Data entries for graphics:

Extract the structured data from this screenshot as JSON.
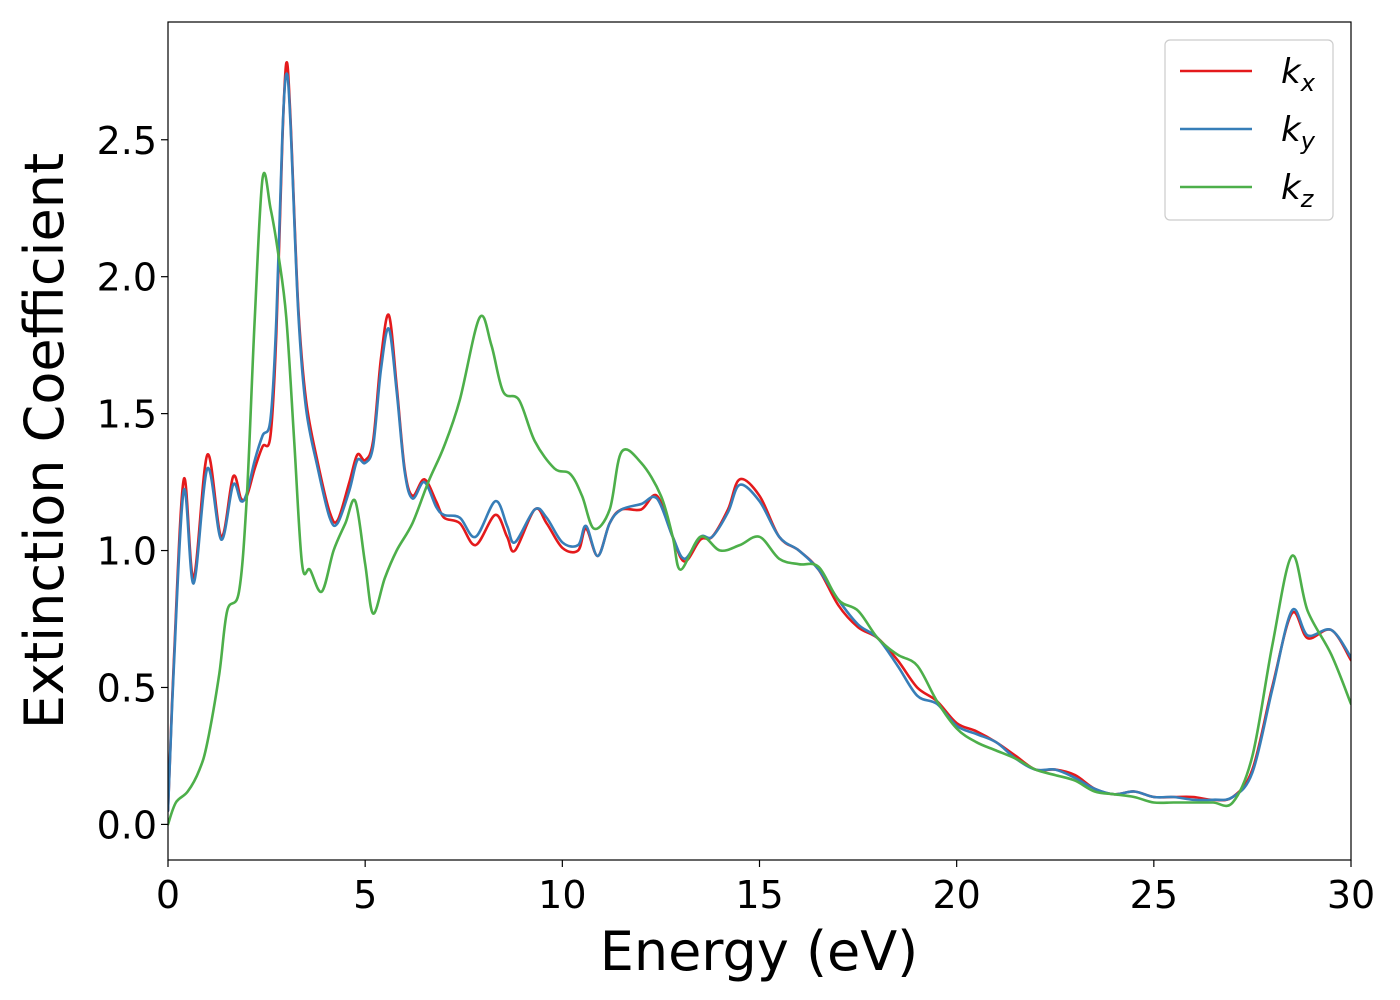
{
  "chart_data": {
    "type": "line",
    "title": "",
    "xlabel": "Energy (eV)",
    "ylabel": "Extinction Coefficient",
    "xlim": [
      0,
      30
    ],
    "ylim": [
      -0.13,
      2.93
    ],
    "xticks": [
      0,
      5,
      10,
      15,
      20,
      25,
      30
    ],
    "xtick_labels": [
      "0",
      "5",
      "10",
      "15",
      "20",
      "25",
      "30"
    ],
    "yticks": [
      0,
      0.5,
      1,
      1.5,
      2,
      2.5
    ],
    "ytick_labels": [
      "0.0",
      "0.5",
      "1.0",
      "1.5",
      "2.0",
      "2.5"
    ],
    "grid": false,
    "legend_position": "top-right",
    "series": [
      {
        "name": "k_x",
        "label_base": "k",
        "label_sub": "x",
        "color": "#e41a1c",
        "points": [
          [
            0,
            0.05
          ],
          [
            0.15,
            0.6
          ],
          [
            0.4,
            1.26
          ],
          [
            0.65,
            0.9
          ],
          [
            1.0,
            1.35
          ],
          [
            1.35,
            1.05
          ],
          [
            1.65,
            1.27
          ],
          [
            1.85,
            1.19
          ],
          [
            2.0,
            1.2
          ],
          [
            2.2,
            1.3
          ],
          [
            2.4,
            1.38
          ],
          [
            2.6,
            1.42
          ],
          [
            2.75,
            1.8
          ],
          [
            2.9,
            2.5
          ],
          [
            3.0,
            2.78
          ],
          [
            3.1,
            2.6
          ],
          [
            3.3,
            1.9
          ],
          [
            3.5,
            1.55
          ],
          [
            3.8,
            1.32
          ],
          [
            4.1,
            1.14
          ],
          [
            4.3,
            1.11
          ],
          [
            4.6,
            1.25
          ],
          [
            4.8,
            1.35
          ],
          [
            5.0,
            1.33
          ],
          [
            5.2,
            1.4
          ],
          [
            5.4,
            1.7
          ],
          [
            5.6,
            1.86
          ],
          [
            5.8,
            1.6
          ],
          [
            6.0,
            1.3
          ],
          [
            6.2,
            1.2
          ],
          [
            6.5,
            1.26
          ],
          [
            6.8,
            1.18
          ],
          [
            7.0,
            1.12
          ],
          [
            7.4,
            1.1
          ],
          [
            7.8,
            1.02
          ],
          [
            8.3,
            1.13
          ],
          [
            8.6,
            1.05
          ],
          [
            8.8,
            1.0
          ],
          [
            9.3,
            1.15
          ],
          [
            9.6,
            1.1
          ],
          [
            10.0,
            1.01
          ],
          [
            10.4,
            1.0
          ],
          [
            10.6,
            1.08
          ],
          [
            10.9,
            0.98
          ],
          [
            11.2,
            1.1
          ],
          [
            11.5,
            1.15
          ],
          [
            12.0,
            1.15
          ],
          [
            12.4,
            1.2
          ],
          [
            12.8,
            1.05
          ],
          [
            13.1,
            0.96
          ],
          [
            13.5,
            1.04
          ],
          [
            13.8,
            1.05
          ],
          [
            14.2,
            1.15
          ],
          [
            14.5,
            1.26
          ],
          [
            15.0,
            1.2
          ],
          [
            15.5,
            1.05
          ],
          [
            16.0,
            1.0
          ],
          [
            16.5,
            0.93
          ],
          [
            17.0,
            0.8
          ],
          [
            17.5,
            0.72
          ],
          [
            18.0,
            0.68
          ],
          [
            18.5,
            0.6
          ],
          [
            19.0,
            0.5
          ],
          [
            19.5,
            0.45
          ],
          [
            20.0,
            0.37
          ],
          [
            20.5,
            0.34
          ],
          [
            21.0,
            0.3
          ],
          [
            21.5,
            0.25
          ],
          [
            22.0,
            0.2
          ],
          [
            22.5,
            0.2
          ],
          [
            23.0,
            0.18
          ],
          [
            23.5,
            0.13
          ],
          [
            24.0,
            0.11
          ],
          [
            24.5,
            0.12
          ],
          [
            25.0,
            0.1
          ],
          [
            25.5,
            0.1
          ],
          [
            26.0,
            0.1
          ],
          [
            26.5,
            0.09
          ],
          [
            27.0,
            0.1
          ],
          [
            27.5,
            0.2
          ],
          [
            28.0,
            0.5
          ],
          [
            28.5,
            0.77
          ],
          [
            28.9,
            0.68
          ],
          [
            29.5,
            0.71
          ],
          [
            30.0,
            0.6
          ]
        ]
      },
      {
        "name": "k_y",
        "label_base": "k",
        "label_sub": "y",
        "color": "#377eb8",
        "points": [
          [
            0,
            0.05
          ],
          [
            0.15,
            0.58
          ],
          [
            0.4,
            1.22
          ],
          [
            0.65,
            0.88
          ],
          [
            1.0,
            1.3
          ],
          [
            1.35,
            1.04
          ],
          [
            1.65,
            1.24
          ],
          [
            1.85,
            1.18
          ],
          [
            2.0,
            1.21
          ],
          [
            2.2,
            1.33
          ],
          [
            2.4,
            1.42
          ],
          [
            2.6,
            1.48
          ],
          [
            2.75,
            1.85
          ],
          [
            2.9,
            2.52
          ],
          [
            3.0,
            2.74
          ],
          [
            3.1,
            2.58
          ],
          [
            3.3,
            1.88
          ],
          [
            3.5,
            1.52
          ],
          [
            3.8,
            1.3
          ],
          [
            4.1,
            1.12
          ],
          [
            4.3,
            1.1
          ],
          [
            4.6,
            1.22
          ],
          [
            4.8,
            1.33
          ],
          [
            5.0,
            1.32
          ],
          [
            5.2,
            1.38
          ],
          [
            5.4,
            1.66
          ],
          [
            5.6,
            1.81
          ],
          [
            5.8,
            1.58
          ],
          [
            6.0,
            1.29
          ],
          [
            6.2,
            1.19
          ],
          [
            6.5,
            1.25
          ],
          [
            6.8,
            1.16
          ],
          [
            7.0,
            1.13
          ],
          [
            7.4,
            1.12
          ],
          [
            7.8,
            1.05
          ],
          [
            8.3,
            1.18
          ],
          [
            8.6,
            1.09
          ],
          [
            8.8,
            1.03
          ],
          [
            9.3,
            1.15
          ],
          [
            9.6,
            1.12
          ],
          [
            10.0,
            1.03
          ],
          [
            10.4,
            1.02
          ],
          [
            10.6,
            1.09
          ],
          [
            10.9,
            0.98
          ],
          [
            11.2,
            1.1
          ],
          [
            11.5,
            1.15
          ],
          [
            12.0,
            1.17
          ],
          [
            12.4,
            1.19
          ],
          [
            12.8,
            1.05
          ],
          [
            13.1,
            0.97
          ],
          [
            13.5,
            1.05
          ],
          [
            13.8,
            1.05
          ],
          [
            14.2,
            1.14
          ],
          [
            14.5,
            1.24
          ],
          [
            15.0,
            1.18
          ],
          [
            15.5,
            1.05
          ],
          [
            16.0,
            1.0
          ],
          [
            16.5,
            0.93
          ],
          [
            17.0,
            0.82
          ],
          [
            17.5,
            0.73
          ],
          [
            18.0,
            0.68
          ],
          [
            18.5,
            0.58
          ],
          [
            19.0,
            0.47
          ],
          [
            19.5,
            0.44
          ],
          [
            20.0,
            0.36
          ],
          [
            20.5,
            0.33
          ],
          [
            21.0,
            0.3
          ],
          [
            21.5,
            0.24
          ],
          [
            22.0,
            0.2
          ],
          [
            22.5,
            0.2
          ],
          [
            23.0,
            0.17
          ],
          [
            23.5,
            0.13
          ],
          [
            24.0,
            0.11
          ],
          [
            24.5,
            0.12
          ],
          [
            25.0,
            0.1
          ],
          [
            25.5,
            0.1
          ],
          [
            26.0,
            0.09
          ],
          [
            26.5,
            0.09
          ],
          [
            27.0,
            0.1
          ],
          [
            27.5,
            0.19
          ],
          [
            28.0,
            0.49
          ],
          [
            28.5,
            0.78
          ],
          [
            28.9,
            0.69
          ],
          [
            29.5,
            0.71
          ],
          [
            30.0,
            0.61
          ]
        ]
      },
      {
        "name": "k_z",
        "label_base": "k",
        "label_sub": "z",
        "color": "#4daf4a",
        "points": [
          [
            0,
            0.0
          ],
          [
            0.2,
            0.08
          ],
          [
            0.5,
            0.12
          ],
          [
            0.8,
            0.2
          ],
          [
            1.0,
            0.3
          ],
          [
            1.3,
            0.55
          ],
          [
            1.5,
            0.78
          ],
          [
            1.8,
            0.85
          ],
          [
            2.0,
            1.2
          ],
          [
            2.2,
            1.85
          ],
          [
            2.4,
            2.36
          ],
          [
            2.6,
            2.25
          ],
          [
            2.8,
            2.08
          ],
          [
            3.0,
            1.85
          ],
          [
            3.2,
            1.4
          ],
          [
            3.4,
            0.95
          ],
          [
            3.6,
            0.93
          ],
          [
            3.9,
            0.85
          ],
          [
            4.2,
            1.0
          ],
          [
            4.5,
            1.1
          ],
          [
            4.75,
            1.18
          ],
          [
            5.0,
            0.95
          ],
          [
            5.2,
            0.77
          ],
          [
            5.5,
            0.9
          ],
          [
            5.8,
            1.0
          ],
          [
            6.2,
            1.1
          ],
          [
            6.6,
            1.25
          ],
          [
            7.0,
            1.38
          ],
          [
            7.4,
            1.55
          ],
          [
            7.9,
            1.85
          ],
          [
            8.2,
            1.75
          ],
          [
            8.5,
            1.58
          ],
          [
            8.9,
            1.55
          ],
          [
            9.3,
            1.4
          ],
          [
            9.8,
            1.3
          ],
          [
            10.2,
            1.28
          ],
          [
            10.5,
            1.2
          ],
          [
            10.8,
            1.08
          ],
          [
            11.2,
            1.15
          ],
          [
            11.5,
            1.36
          ],
          [
            12.0,
            1.32
          ],
          [
            12.5,
            1.2
          ],
          [
            12.8,
            1.05
          ],
          [
            13.0,
            0.93
          ],
          [
            13.5,
            1.05
          ],
          [
            14.0,
            1.0
          ],
          [
            14.5,
            1.02
          ],
          [
            15.0,
            1.05
          ],
          [
            15.5,
            0.97
          ],
          [
            16.0,
            0.95
          ],
          [
            16.5,
            0.94
          ],
          [
            17.0,
            0.82
          ],
          [
            17.5,
            0.78
          ],
          [
            18.0,
            0.68
          ],
          [
            18.5,
            0.62
          ],
          [
            19.0,
            0.58
          ],
          [
            19.5,
            0.45
          ],
          [
            20.0,
            0.35
          ],
          [
            20.5,
            0.3
          ],
          [
            21.0,
            0.27
          ],
          [
            21.5,
            0.24
          ],
          [
            22.0,
            0.2
          ],
          [
            22.5,
            0.18
          ],
          [
            23.0,
            0.16
          ],
          [
            23.5,
            0.12
          ],
          [
            24.0,
            0.11
          ],
          [
            24.5,
            0.1
          ],
          [
            25.0,
            0.08
          ],
          [
            25.5,
            0.08
          ],
          [
            26.0,
            0.08
          ],
          [
            26.5,
            0.08
          ],
          [
            27.0,
            0.08
          ],
          [
            27.5,
            0.25
          ],
          [
            28.0,
            0.65
          ],
          [
            28.5,
            0.98
          ],
          [
            28.9,
            0.78
          ],
          [
            29.5,
            0.62
          ],
          [
            30.0,
            0.44
          ]
        ]
      }
    ]
  }
}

*Problem details:*
Above are records; say how many of their lines contain the word "color", giving only the number.

*Output of the task:*
3